▶ _BRIEF_
Output each line of the material exactly as it stands.

▶ _DATA SUPPLIED_
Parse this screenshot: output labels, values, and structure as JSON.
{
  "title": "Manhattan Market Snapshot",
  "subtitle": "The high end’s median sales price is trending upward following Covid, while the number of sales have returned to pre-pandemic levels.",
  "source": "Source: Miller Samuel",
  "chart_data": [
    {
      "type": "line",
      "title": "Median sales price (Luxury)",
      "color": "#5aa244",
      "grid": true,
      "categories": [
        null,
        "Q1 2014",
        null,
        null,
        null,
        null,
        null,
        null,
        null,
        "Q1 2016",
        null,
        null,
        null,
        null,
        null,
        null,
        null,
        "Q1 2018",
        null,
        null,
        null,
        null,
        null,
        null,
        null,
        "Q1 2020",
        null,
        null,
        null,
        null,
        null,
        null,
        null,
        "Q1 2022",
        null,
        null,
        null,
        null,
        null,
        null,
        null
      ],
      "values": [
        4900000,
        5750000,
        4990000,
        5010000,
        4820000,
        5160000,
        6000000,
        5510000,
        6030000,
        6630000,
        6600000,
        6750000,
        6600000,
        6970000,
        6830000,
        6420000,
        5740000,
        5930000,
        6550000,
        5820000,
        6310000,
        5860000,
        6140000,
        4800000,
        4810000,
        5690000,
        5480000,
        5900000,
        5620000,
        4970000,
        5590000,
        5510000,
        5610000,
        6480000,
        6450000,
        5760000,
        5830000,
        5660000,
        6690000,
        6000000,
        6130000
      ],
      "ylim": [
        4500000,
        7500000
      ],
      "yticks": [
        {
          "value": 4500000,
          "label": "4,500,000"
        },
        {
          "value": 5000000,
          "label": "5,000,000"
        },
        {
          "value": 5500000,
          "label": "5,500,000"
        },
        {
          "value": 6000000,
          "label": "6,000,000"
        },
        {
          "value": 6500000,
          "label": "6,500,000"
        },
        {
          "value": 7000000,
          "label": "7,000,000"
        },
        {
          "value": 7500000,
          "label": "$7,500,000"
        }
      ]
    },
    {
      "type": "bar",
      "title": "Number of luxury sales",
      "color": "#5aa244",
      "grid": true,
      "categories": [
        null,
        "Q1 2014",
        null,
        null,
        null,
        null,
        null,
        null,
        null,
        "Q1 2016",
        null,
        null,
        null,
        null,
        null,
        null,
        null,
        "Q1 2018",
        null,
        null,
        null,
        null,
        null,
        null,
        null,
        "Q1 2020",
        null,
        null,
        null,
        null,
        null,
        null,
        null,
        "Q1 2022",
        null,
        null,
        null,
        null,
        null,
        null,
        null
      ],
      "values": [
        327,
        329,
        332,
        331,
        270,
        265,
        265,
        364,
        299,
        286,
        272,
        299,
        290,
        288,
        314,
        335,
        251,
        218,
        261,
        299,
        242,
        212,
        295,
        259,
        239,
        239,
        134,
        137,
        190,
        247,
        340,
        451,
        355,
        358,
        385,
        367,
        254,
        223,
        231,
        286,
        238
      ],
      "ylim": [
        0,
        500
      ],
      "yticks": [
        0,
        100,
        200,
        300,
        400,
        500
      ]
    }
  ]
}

▶ _COMPLETED EXERCISE_
Parse this screenshot: output labels, values, and structure as JSON.
{
  "title": "Manhattan Market Snapshot",
  "subtitle": "The high end’s median sales price is trending upward following Covid, while the number of sales have returned to pre-pandemic levels.",
  "source": "Source: Miller Samuel",
  "chart_data": [
    {
      "type": "line",
      "title": "Median sales price (Luxury)",
      "color": "#5aa244",
      "grid": true,
      "categories": [
        null,
        "Q1 2014",
        null,
        null,
        null,
        null,
        null,
        null,
        null,
        "Q1 2016",
        null,
        null,
        null,
        null,
        null,
        null,
        null,
        "Q1 2018",
        null,
        null,
        null,
        null,
        null,
        null,
        null,
        "Q1 2020",
        null,
        null,
        null,
        null,
        null,
        null,
        null,
        "Q1 2022",
        null,
        null,
        null,
        null,
        null,
        null,
        null
      ],
      "values": [
        4900000,
        5750000,
        4990000,
        5010000,
        4820000,
        5160000,
        6000000,
        5510000,
        6030000,
        6630000,
        6600000,
        6750000,
        6600000,
        6970000,
        6830000,
        6420000,
        5740000,
        5930000,
        6550000,
        5820000,
        6310000,
        5860000,
        6140000,
        4800000,
        4810000,
        5690000,
        5480000,
        5900000,
        5620000,
        4970000,
        5590000,
        5510000,
        5610000,
        6480000,
        6450000,
        5760000,
        5830000,
        5660000,
        6690000,
        6000000,
        6130000
      ],
      "ylim": [
        4500000,
        7500000
      ],
      "yticks": [
        {
          "value": 4500000,
          "label": "4,500,000"
        },
        {
          "value": 5000000,
          "label": "5,000,000"
        },
        {
          "value": 5500000,
          "label": "5,500,000"
        },
        {
          "value": 6000000,
          "label": "6,000,000"
        },
        {
          "value": 6500000,
          "label": "6,500,000"
        },
        {
          "value": 7000000,
          "label": "7,000,000"
        },
        {
          "value": 7500000,
          "label": "$7,500,000"
        }
      ]
    },
    {
      "type": "bar",
      "title": "Number of luxury sales",
      "color": "#5aa244",
      "grid": true,
      "categories": [
        null,
        "Q1 2014",
        null,
        null,
        null,
        null,
        null,
        null,
        null,
        "Q1 2016",
        null,
        null,
        null,
        null,
        null,
        null,
        null,
        "Q1 2018",
        null,
        null,
        null,
        null,
        null,
        null,
        null,
        "Q1 2020",
        null,
        null,
        null,
        null,
        null,
        null,
        null,
        "Q1 2022",
        null,
        null,
        null,
        null,
        null,
        null,
        null
      ],
      "values": [
        327,
        329,
        332,
        331,
        270,
        265,
        265,
        364,
        299,
        286,
        272,
        299,
        290,
        288,
        314,
        335,
        251,
        218,
        261,
        299,
        242,
        212,
        295,
        259,
        239,
        239,
        134,
        137,
        190,
        247,
        340,
        451,
        355,
        358,
        385,
        367,
        254,
        223,
        231,
        286,
        238
      ],
      "ylim": [
        0,
        500
      ],
      "yticks": [
        0,
        100,
        200,
        300,
        400,
        500
      ]
    }
  ]
}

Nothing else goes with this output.